Task to carry out
Provide only the number of lines where "把酒言欢" occurs.

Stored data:
───

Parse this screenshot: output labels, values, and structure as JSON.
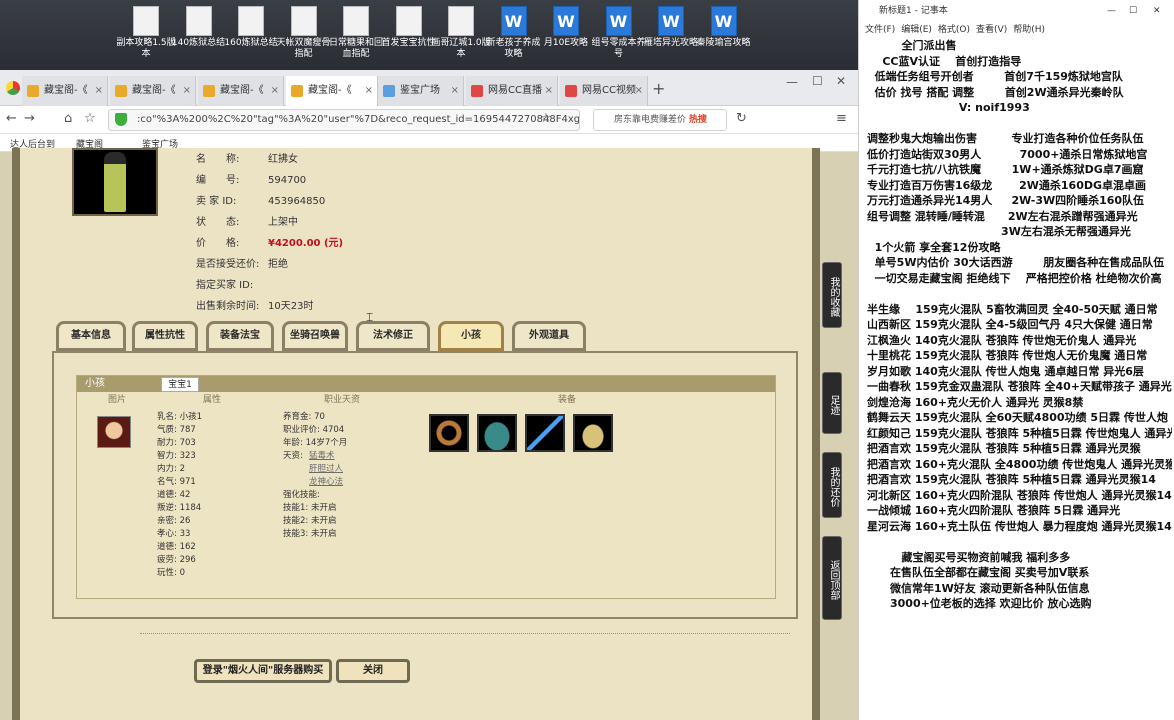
{
  "desktop": {
    "icons": [
      "副本攻略1.5版本",
      "140炼狱总结",
      "160炼狱总结",
      "天帐双魔瘦骨指配",
      "日常糖果和回血指配",
      "首发宝宝抗性",
      "画哥辽城1.0版本",
      "新老孩子养成攻略",
      "月10E攻略",
      "组号零成本养号",
      "雁塔异光攻略",
      "秦陵瑜宫攻略"
    ]
  },
  "browser": {
    "tabs": [
      {
        "label": "藏宝阁-《"
      },
      {
        "label": "藏宝阁-《"
      },
      {
        "label": "藏宝阁-《"
      },
      {
        "label": "藏宝阁-《"
      },
      {
        "label": "鉴宝广场"
      },
      {
        "label": "网易CC直播"
      },
      {
        "label": "网易CC视频"
      }
    ],
    "url": ":co\"%3A%200%2C%20\"tag\"%3A%20\"user\"%7D&reco_request_id=1695447270848F4xg6",
    "search_text": "房东靠电费赚差价",
    "search_hot": "热搜",
    "bookmarks": [
      "达人后台到",
      "藏宝阁",
      "鉴宝广场"
    ]
  },
  "detail": {
    "rows": [
      {
        "k": "名　　称:",
        "v": "红拂女"
      },
      {
        "k": "编　　号:",
        "v": "594700"
      },
      {
        "k": "卖 家 ID:",
        "v": "453964850"
      },
      {
        "k": "状　　态:",
        "v": "上架中"
      },
      {
        "k": "价　　格:",
        "v": "¥4200.00 (元)"
      },
      {
        "k": "是否接受还价:",
        "v": "拒绝"
      },
      {
        "k": "指定买家 ID:",
        "v": ""
      },
      {
        "k": "出售剩余时间:",
        "v": "10天23时"
      }
    ]
  },
  "tabs": [
    "基本信息",
    "属性抗性",
    "装备法宝",
    "坐骑召唤兽",
    "法术修正",
    "小孩",
    "外观道具"
  ],
  "child": {
    "head": "小孩",
    "subtab": "宝宝1",
    "cols": [
      "图片",
      "属性",
      "职业天资",
      "装备"
    ],
    "attrs": [
      "乳名: 小孩1",
      "气质: 787",
      "耐力: 703",
      "智力: 323",
      "内力: 2",
      "名气: 971",
      "道德: 42",
      "叛逆: 1184",
      "亲密: 26",
      "孝心: 33",
      "道德: 162",
      "疲劳: 296",
      "玩性: 0"
    ],
    "career": [
      "养育金: 70",
      "职业评价: 4704",
      "年龄: 14岁7个月",
      "天资:"
    ],
    "talents": [
      "猛毒术",
      "肝胆过人",
      "龙神心法"
    ],
    "skills": [
      "强化技能:",
      "技能1: 未开启",
      "技能2: 未开启",
      "技能3: 未开启"
    ]
  },
  "buttons": {
    "buy": "登录\"烟火人间\"服务器购买",
    "close": "关闭"
  },
  "side": [
    "我的收藏",
    "足迹",
    "我的还价",
    "返回顶部"
  ],
  "notepad": {
    "title": "新标题1 - 记事本",
    "menu": [
      "文件(F)",
      "编辑(E)",
      "格式(O)",
      "查看(V)",
      "帮助(H)"
    ],
    "lines": [
      "         全门派出售",
      "    CC蓝V认证    首创打造指导",
      "  低端任务组号开创者        首创7千159炼狱地宫队",
      "  估价 找号 搭配 调整        首创2W通杀异光秦岭队",
      "                        V: noif1993",
      "",
      "调整秒鬼大炮输出伤害         专业打造各种价位任务队伍",
      "低价打造站街双30男人          7000+通杀日常炼狱地宫",
      "千元打造七抗/八抗铁魔        1W+通杀炼狱DG卓7画窟",
      "专业打造百万伤害16级龙       2W通杀160DG卓混卓画",
      "万元打造通杀异光14男人     2W-3W四阶睡杀160队伍",
      "组号调整 混转睡/睡转混      2W左右混杀蹭帮强通异光",
      "                                   3W左右混杀无帮强通异光",
      "  1个火箭 享全套12份攻略",
      "  单号5W内估价 30大话西游        朋友圈各种在售成品队伍",
      "  一切交易走藏宝阁 拒绝线下    严格把控价格 杜绝物次价高",
      "",
      "半生缘    159克火混队 5畜牧满回灵 全40-50天赋 通日常",
      "山西新区 159克火混队 全4-5级回气丹 4只大保健 通日常",
      "江枫渔火 140克火混队 苍狼阵 传世炮无价鬼人 通异光",
      "十里桃花 159克火混队 苍狼阵 传世炮人无价鬼魔 通日常",
      "岁月如歌 140克火混队 传世人炮鬼 通卓越日常 异光6层",
      "一曲春秋 159克金双蛊混队 苍狼阵 全40+天赋带孩子 通异光",
      "剑煌沧海 160+克火无价人 通异光 灵猴8禁",
      "鹤舞云天 159克火混队 全60天赋4800功绩 5日霖 传世人炮",
      "红颜知己 159克火混队 苍狼阵 5种植5日霖 传世炮鬼人 通异光",
      "把酒言欢 159克火混队 苍狼阵 5种植5日霖 通异光灵猴",
      "把酒言欢 160+克火混队 全4800功绩 传世炮鬼人 通异光灵猴",
      "把酒言欢 159克火混队 苍狼阵 5种植5日霖 通异光灵猴14",
      "河北新区 160+克火四阶混队 苍狼阵 传世炮人 通异光灵猴14",
      "一战倾城 160+克火四阶混队 苍狼阵 5日霖 通异光",
      "星河云海 160+克土队伍 传世炮人 暴力程度炮 通异光灵猴14",
      "",
      "         藏宝阁买号买物资前喊我 福利多多",
      "      在售队伍全部都在藏宝阁 买卖号加V联系",
      "      微信常年1W好友 滚动更新各种队伍信息",
      "      3000+位老板的选择 欢迎比价 放心选购"
    ]
  }
}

───

Task output
3